▶ EXTRAIT DU TEXTE:
A la base, un souci : trouver des remèdes à la dispersion de l’habitat urbain en périphérie des agglomérations, en posant comme principe que la solution de la compacité, qui fonctionne telle une pensée unique, n’est pas satisfaisante et de surcroît inopérante. La pression qui s’exerce sur le foncier dans les territoires périurbains est pointée comme facteur d’une « guerre spatiale entre villes et campagnes ». Une issue possible : que « l’espace rural fonctionne dans un rapport dialectique de complémentarité avec la ville ». Ceci suppose que « le milieu rural » soit vu comme « espace d’expérimentation » et que l’agriculture soit conçue dans une logique d’interaction entre culture rurale et culture urbaine, au titre de sa capacité d’intégration de « l’apport du monde du vivant dans le projet spatial ». Nous sommes aussi invités à explorer en quoi « le principe de l’archipel qui caractérise l’espace rural » peut constituer le socle d’une nouvelle conception de la ville. Voilà pour les principes formulés en introduction par Xavier Guillot coordinateur de l’ouvrage et Martin Chénot, directeur de l’Ecole d’architecture de Saint-Etienne. A l’horizon, pas moins que la révision de l’enseignement dans les écoles d’architecture, dans une conception qui interroge l’habitat dans ses rapports avec les déplacements, l’accès aux services, le rapport à la nature... et tout ce qui organise les villes et les campagnes.

▶ EXTRAITS D'ENREGISTREMENTS:
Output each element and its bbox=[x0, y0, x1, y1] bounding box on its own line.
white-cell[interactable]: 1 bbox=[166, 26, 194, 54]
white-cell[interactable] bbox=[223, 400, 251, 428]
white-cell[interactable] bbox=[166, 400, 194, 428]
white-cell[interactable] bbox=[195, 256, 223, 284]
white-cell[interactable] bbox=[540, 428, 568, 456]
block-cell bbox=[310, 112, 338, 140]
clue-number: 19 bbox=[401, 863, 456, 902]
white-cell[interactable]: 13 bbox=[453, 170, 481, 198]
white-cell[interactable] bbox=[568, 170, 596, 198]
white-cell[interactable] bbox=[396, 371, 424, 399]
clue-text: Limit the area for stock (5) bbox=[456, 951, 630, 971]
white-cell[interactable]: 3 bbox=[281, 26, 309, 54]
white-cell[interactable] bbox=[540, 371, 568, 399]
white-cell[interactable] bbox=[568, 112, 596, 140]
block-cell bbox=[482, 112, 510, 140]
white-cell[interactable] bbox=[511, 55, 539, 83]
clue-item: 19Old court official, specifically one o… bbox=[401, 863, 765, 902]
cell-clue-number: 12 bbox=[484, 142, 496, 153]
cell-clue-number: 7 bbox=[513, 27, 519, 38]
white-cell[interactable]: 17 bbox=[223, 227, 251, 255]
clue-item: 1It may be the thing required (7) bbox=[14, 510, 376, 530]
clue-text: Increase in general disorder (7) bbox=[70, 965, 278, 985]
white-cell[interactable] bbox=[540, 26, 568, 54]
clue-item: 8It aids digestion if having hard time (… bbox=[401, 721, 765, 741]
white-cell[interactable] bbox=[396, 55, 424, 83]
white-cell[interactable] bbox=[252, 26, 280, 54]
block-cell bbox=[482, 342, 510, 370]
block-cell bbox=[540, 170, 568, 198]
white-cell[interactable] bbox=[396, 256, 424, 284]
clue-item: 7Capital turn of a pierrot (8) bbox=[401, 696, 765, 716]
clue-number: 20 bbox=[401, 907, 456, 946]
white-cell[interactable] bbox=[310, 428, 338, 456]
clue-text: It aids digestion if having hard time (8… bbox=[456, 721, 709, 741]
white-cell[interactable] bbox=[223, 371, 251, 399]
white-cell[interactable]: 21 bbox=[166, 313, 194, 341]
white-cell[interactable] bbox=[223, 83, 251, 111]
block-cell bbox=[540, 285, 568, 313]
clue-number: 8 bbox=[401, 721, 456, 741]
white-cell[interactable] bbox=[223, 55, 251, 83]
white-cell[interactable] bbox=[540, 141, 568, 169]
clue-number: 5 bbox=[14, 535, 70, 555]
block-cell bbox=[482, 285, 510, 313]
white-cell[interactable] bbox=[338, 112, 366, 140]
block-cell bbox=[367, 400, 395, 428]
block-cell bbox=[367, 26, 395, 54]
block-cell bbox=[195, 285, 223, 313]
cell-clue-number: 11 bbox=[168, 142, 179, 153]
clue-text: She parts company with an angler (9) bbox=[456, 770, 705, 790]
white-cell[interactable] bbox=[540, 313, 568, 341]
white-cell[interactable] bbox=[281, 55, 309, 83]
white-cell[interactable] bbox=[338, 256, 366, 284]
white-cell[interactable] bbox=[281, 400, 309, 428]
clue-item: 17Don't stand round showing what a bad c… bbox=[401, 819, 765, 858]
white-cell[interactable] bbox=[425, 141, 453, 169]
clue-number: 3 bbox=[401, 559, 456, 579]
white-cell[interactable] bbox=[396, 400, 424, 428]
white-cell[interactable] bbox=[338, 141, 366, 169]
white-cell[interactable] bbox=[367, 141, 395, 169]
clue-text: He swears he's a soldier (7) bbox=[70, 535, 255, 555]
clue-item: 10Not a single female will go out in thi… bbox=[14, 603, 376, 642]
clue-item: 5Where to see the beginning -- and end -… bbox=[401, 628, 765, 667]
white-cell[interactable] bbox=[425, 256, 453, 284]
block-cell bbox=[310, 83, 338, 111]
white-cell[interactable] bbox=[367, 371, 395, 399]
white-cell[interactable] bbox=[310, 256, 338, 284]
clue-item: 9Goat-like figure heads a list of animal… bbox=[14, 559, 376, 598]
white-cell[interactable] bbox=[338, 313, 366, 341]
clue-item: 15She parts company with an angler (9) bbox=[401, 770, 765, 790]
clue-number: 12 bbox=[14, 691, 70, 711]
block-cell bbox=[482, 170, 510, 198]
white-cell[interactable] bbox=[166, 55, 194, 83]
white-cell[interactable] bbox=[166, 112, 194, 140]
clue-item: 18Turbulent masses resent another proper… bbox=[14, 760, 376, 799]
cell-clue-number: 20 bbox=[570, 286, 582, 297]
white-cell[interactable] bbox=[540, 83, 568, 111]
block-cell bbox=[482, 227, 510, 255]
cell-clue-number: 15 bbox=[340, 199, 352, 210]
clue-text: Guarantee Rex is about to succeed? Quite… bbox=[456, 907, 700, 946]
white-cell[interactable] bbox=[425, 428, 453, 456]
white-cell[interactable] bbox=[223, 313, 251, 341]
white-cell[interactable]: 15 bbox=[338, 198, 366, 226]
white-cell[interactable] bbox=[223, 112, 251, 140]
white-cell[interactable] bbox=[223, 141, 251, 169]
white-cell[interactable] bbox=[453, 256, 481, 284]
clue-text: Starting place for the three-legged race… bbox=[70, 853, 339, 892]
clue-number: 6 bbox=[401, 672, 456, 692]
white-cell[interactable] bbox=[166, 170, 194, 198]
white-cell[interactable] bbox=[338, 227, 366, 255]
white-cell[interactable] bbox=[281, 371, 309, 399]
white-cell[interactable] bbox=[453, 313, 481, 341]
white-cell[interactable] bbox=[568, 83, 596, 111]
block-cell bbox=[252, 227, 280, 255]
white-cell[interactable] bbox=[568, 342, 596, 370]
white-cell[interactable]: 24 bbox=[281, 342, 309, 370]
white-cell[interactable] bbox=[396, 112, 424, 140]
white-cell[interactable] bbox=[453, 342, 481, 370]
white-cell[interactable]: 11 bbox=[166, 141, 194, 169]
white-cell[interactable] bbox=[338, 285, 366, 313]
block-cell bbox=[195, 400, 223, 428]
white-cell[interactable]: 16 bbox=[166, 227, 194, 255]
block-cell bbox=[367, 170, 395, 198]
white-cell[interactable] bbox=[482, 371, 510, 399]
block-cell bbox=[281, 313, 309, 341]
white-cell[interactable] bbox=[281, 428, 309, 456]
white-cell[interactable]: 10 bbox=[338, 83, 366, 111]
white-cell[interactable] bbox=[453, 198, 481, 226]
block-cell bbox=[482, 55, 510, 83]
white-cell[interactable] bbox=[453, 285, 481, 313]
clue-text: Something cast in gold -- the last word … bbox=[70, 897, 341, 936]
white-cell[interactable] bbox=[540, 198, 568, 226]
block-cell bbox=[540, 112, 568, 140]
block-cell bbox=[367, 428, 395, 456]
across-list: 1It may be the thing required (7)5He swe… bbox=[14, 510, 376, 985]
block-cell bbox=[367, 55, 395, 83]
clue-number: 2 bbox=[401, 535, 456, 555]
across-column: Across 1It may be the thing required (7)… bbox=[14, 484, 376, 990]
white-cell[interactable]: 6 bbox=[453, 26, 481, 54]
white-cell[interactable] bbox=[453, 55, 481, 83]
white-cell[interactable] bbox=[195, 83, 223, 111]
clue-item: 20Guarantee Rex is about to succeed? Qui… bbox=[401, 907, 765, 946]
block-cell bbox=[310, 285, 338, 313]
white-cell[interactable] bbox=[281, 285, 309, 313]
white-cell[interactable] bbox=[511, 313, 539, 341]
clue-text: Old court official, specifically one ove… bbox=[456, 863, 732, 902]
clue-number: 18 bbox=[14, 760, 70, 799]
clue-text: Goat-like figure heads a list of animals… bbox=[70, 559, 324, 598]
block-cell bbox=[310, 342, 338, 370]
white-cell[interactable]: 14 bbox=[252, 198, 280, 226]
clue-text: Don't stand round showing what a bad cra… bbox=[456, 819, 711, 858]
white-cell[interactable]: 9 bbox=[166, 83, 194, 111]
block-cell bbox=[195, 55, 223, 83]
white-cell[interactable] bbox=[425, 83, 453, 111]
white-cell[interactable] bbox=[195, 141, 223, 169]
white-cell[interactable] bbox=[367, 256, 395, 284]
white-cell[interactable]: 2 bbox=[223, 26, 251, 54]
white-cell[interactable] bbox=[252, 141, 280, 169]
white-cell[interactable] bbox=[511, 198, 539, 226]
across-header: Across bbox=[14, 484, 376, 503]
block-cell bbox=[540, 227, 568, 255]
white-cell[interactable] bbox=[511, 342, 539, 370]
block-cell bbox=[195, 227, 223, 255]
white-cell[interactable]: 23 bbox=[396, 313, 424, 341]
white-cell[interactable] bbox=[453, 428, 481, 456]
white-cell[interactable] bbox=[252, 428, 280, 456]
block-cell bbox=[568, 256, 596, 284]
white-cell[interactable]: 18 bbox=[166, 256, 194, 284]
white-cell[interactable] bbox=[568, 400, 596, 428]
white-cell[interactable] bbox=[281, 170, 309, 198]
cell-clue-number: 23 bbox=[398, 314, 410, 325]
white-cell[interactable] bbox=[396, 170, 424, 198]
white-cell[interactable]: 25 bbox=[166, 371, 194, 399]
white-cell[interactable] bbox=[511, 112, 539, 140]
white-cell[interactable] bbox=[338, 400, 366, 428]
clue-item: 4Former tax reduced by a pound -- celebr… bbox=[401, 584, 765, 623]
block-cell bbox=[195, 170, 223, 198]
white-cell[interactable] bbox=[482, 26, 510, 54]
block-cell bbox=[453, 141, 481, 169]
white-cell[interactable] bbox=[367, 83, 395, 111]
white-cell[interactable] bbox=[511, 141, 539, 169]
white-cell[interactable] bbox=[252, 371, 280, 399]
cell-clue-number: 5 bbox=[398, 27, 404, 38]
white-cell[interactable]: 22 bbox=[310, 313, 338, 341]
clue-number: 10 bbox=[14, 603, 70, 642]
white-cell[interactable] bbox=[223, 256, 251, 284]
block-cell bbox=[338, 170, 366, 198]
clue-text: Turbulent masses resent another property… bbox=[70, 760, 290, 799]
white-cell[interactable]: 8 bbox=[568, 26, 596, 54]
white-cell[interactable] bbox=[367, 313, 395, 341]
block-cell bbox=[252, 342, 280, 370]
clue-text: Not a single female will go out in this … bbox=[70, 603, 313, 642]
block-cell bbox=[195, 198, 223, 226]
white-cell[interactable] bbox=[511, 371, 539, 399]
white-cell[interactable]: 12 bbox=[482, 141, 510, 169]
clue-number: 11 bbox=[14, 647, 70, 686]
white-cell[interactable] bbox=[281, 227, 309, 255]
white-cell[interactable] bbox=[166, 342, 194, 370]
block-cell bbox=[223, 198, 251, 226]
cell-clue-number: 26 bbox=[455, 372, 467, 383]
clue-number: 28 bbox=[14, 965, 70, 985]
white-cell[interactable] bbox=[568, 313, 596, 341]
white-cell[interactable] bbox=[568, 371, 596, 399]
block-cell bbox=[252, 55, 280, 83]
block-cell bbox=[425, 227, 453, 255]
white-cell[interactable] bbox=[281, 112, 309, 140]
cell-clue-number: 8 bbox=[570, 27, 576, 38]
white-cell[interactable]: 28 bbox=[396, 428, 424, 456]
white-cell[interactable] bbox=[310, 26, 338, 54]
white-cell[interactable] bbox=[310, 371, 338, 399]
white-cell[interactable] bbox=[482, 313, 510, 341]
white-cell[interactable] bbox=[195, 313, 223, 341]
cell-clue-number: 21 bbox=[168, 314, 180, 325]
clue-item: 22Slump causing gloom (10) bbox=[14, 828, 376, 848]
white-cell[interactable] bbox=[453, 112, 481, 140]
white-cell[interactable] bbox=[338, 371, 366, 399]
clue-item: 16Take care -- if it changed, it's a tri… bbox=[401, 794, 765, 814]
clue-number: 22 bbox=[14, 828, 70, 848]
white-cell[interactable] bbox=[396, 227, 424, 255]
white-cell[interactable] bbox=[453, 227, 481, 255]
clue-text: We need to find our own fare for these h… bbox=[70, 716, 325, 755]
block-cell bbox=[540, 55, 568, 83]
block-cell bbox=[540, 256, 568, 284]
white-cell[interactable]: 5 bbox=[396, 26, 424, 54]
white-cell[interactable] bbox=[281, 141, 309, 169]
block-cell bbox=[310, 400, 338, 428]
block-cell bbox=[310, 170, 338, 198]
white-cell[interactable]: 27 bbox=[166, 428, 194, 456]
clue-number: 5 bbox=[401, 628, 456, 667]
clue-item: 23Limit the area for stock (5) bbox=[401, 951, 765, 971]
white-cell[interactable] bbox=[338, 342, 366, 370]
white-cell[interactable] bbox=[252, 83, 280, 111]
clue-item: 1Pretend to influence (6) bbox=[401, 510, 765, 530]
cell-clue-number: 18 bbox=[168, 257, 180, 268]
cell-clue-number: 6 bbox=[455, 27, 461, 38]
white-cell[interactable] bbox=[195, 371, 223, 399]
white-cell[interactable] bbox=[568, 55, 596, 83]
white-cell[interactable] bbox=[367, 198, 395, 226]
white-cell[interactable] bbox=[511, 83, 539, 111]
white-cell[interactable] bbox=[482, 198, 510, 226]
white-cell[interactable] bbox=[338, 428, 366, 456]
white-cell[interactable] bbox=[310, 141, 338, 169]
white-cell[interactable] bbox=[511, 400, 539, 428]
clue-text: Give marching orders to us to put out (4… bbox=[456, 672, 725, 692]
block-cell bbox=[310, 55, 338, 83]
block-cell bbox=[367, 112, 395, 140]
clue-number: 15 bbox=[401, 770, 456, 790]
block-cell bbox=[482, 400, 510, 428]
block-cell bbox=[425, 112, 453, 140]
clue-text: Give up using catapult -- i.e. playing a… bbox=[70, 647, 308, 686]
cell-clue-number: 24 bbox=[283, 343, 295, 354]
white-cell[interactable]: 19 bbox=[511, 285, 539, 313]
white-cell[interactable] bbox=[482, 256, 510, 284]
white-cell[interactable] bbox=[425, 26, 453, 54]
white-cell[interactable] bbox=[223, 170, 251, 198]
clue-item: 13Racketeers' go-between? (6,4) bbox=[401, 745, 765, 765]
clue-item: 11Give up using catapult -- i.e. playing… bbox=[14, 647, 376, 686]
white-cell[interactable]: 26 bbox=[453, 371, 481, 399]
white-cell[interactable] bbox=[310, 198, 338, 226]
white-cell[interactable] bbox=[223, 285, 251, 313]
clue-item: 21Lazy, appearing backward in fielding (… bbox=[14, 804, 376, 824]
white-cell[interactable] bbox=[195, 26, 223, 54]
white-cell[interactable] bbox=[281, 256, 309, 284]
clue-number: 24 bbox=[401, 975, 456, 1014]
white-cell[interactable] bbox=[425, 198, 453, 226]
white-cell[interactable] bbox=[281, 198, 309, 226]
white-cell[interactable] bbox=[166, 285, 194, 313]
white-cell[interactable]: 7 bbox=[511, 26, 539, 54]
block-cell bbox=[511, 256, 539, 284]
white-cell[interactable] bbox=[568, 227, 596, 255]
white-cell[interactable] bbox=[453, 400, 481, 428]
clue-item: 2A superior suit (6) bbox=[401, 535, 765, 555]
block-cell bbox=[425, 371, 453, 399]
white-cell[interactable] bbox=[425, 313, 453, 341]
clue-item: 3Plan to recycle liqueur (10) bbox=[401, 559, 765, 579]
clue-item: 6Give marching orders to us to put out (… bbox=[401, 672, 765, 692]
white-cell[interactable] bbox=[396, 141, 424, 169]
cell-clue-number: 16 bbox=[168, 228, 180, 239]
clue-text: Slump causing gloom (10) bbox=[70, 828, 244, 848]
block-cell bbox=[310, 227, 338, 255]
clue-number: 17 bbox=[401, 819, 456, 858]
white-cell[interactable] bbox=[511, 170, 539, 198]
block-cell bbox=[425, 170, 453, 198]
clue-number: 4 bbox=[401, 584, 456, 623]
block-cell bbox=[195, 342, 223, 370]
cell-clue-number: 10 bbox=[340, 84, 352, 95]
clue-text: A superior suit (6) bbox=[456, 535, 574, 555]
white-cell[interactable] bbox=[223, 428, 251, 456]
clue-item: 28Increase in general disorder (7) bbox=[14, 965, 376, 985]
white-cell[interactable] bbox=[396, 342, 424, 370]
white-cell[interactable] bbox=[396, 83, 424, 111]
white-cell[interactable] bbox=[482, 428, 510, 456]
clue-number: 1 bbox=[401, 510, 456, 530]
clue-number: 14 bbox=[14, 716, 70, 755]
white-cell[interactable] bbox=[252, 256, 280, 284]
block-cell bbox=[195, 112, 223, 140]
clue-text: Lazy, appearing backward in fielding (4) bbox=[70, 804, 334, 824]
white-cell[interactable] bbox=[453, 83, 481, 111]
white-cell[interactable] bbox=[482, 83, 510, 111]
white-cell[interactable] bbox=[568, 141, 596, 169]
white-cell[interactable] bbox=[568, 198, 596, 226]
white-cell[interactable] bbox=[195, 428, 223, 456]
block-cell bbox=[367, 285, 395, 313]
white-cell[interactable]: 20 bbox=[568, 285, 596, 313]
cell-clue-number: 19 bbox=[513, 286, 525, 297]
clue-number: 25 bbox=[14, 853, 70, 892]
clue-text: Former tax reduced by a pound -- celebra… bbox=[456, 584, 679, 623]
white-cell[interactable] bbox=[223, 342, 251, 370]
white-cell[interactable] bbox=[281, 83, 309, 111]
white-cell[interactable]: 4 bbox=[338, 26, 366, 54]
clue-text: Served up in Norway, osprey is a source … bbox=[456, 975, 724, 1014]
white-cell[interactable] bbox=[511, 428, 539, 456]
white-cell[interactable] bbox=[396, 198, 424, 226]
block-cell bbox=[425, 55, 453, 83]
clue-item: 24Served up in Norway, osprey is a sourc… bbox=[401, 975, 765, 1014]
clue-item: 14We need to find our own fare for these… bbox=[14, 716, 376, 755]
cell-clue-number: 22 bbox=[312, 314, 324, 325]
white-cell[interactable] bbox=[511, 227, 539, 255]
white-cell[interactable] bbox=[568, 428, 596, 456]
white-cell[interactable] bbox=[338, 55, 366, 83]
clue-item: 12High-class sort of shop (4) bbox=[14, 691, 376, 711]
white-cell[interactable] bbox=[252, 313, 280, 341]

▶ CONSIGNE ÉCRITE:
Répondez à ces questions d'après le texte sur l'habitat périurbain :
1. Quelle solution fonctionne « telle une pensée unique » ?
2. Qu'est-ce qui est présenté comme facteur d'une « guerre spatiale entre villes et campagnes » ?
3. Qui est le directeur de l'École d'architecture de Saint-Étienne ?

▶ RÉPONSE COMPLÈTE:
1. La compacité.
2. La pression qui s'exerce sur le foncier dans les territoires périurbains.
3. Martin Chénot.